[Problem requirements]
Filter this data down to the lines that hold "values", and copy them.

════════════════════

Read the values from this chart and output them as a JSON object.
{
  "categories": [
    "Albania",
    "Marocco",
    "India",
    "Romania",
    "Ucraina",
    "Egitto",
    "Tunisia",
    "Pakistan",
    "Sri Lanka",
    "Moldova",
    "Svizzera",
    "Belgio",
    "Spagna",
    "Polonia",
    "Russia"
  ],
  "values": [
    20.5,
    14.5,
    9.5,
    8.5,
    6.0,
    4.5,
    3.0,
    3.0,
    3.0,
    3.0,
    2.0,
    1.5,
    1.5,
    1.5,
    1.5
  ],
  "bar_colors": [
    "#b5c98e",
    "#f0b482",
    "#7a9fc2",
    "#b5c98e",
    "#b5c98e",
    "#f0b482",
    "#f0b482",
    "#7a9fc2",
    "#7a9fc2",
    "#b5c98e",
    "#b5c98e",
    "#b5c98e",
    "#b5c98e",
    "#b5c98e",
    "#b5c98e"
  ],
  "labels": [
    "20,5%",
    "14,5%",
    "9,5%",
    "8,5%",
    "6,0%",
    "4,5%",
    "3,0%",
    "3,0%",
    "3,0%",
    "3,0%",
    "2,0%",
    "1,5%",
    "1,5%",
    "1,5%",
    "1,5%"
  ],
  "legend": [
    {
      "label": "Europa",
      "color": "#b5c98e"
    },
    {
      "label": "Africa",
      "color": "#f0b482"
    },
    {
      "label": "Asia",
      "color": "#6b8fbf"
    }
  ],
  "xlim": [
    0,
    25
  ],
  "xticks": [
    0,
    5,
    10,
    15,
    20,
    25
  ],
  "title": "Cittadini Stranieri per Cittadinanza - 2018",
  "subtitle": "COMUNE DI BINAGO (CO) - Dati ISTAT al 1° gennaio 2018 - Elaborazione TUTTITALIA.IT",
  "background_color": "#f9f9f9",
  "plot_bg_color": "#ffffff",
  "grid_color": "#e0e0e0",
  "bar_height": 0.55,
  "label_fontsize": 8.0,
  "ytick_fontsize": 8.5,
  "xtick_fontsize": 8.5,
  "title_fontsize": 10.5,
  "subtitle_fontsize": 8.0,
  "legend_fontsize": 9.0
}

════════════════════

[Solution below]
Read the values from this chart and output them as a JSON object.
  "values": [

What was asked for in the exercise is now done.